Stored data

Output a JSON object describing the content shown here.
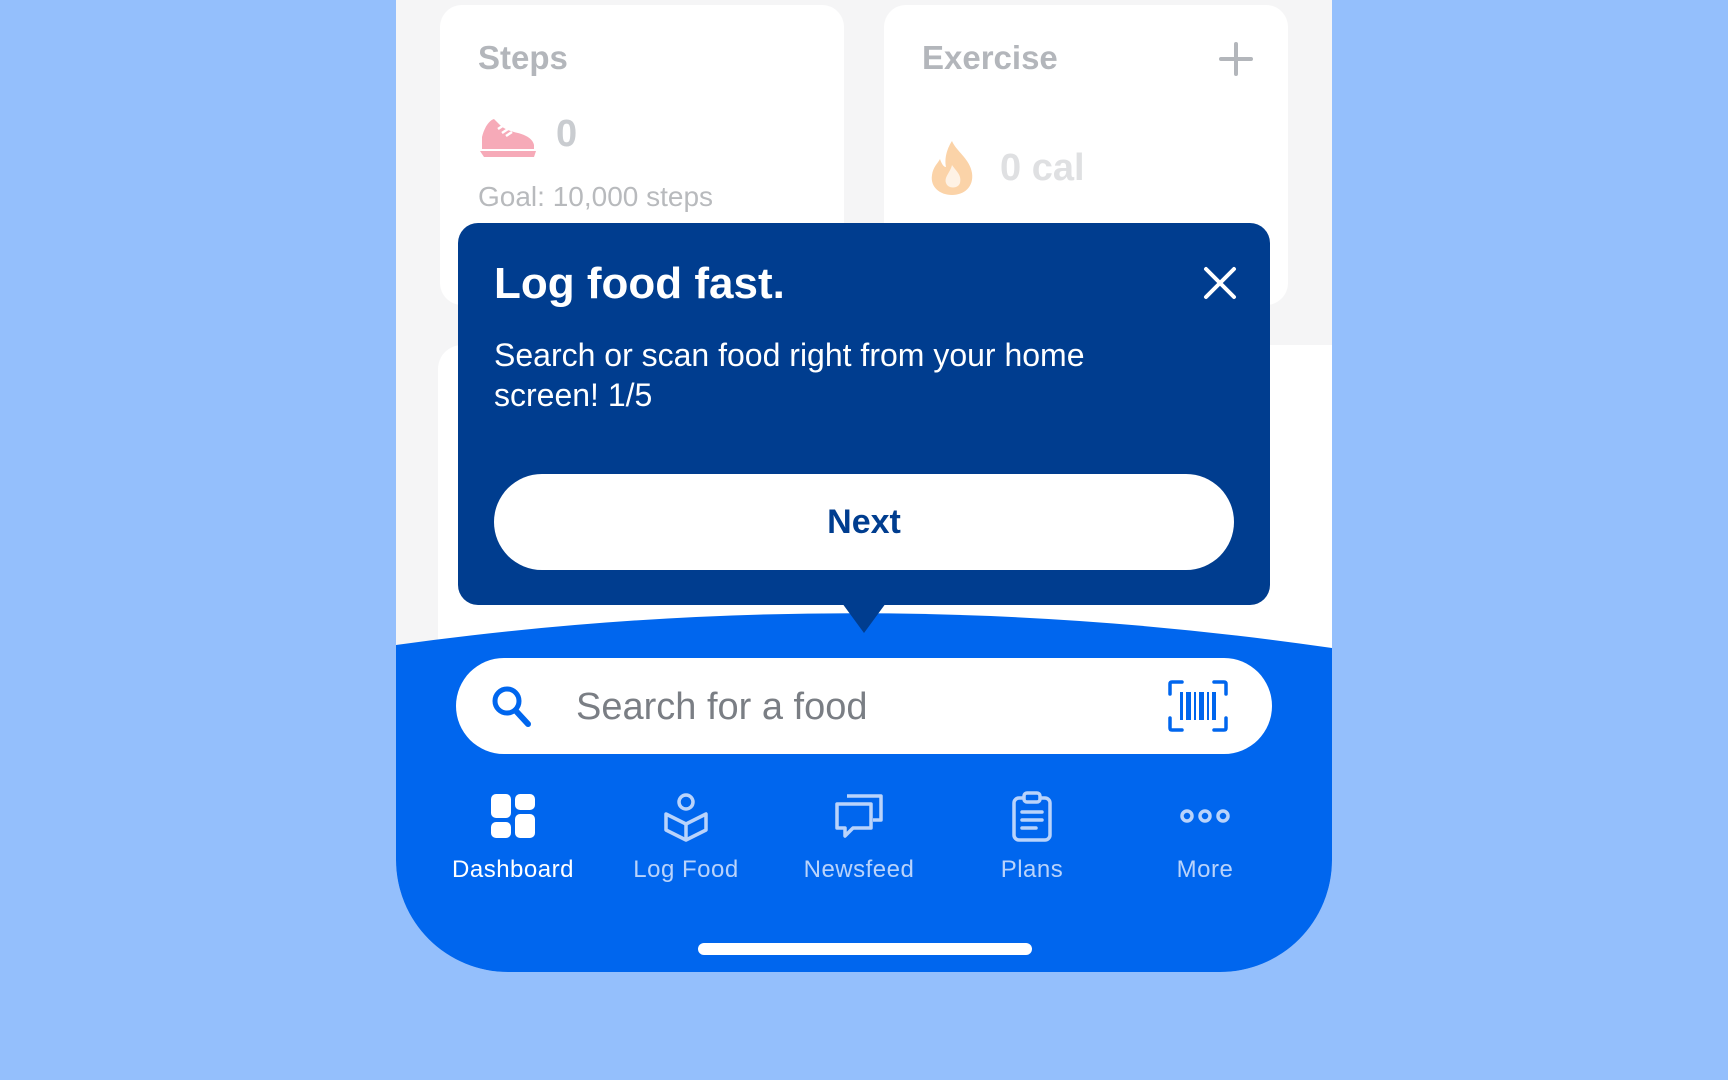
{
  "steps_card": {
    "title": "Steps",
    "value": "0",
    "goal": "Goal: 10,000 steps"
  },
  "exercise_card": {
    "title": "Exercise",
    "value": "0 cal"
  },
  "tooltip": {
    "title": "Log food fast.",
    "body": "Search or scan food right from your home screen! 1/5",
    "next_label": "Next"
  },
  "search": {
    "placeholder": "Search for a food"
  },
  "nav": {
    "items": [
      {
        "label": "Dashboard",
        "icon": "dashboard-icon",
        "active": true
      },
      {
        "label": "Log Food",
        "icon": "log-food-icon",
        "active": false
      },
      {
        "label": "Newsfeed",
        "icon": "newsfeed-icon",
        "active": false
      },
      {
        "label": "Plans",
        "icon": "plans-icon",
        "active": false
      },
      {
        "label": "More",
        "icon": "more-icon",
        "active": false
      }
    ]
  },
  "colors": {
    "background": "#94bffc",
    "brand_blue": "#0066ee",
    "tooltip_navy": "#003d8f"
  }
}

* What is needed *
The records above are to be quoted exactly, with all pictures left out.

* Output for this task *
Output a JSON object describing the content shown here.
{
  "steps_card": {
    "title": "Steps",
    "value": "0",
    "goal": "Goal: 10,000 steps"
  },
  "exercise_card": {
    "title": "Exercise",
    "value": "0 cal"
  },
  "tooltip": {
    "title": "Log food fast.",
    "body": "Search or scan food right from your home screen! 1/5",
    "next_label": "Next"
  },
  "search": {
    "placeholder": "Search for a food"
  },
  "nav": {
    "items": [
      {
        "label": "Dashboard",
        "icon": "dashboard-icon",
        "active": true
      },
      {
        "label": "Log Food",
        "icon": "log-food-icon",
        "active": false
      },
      {
        "label": "Newsfeed",
        "icon": "newsfeed-icon",
        "active": false
      },
      {
        "label": "Plans",
        "icon": "plans-icon",
        "active": false
      },
      {
        "label": "More",
        "icon": "more-icon",
        "active": false
      }
    ]
  },
  "colors": {
    "background": "#94bffc",
    "brand_blue": "#0066ee",
    "tooltip_navy": "#003d8f"
  }
}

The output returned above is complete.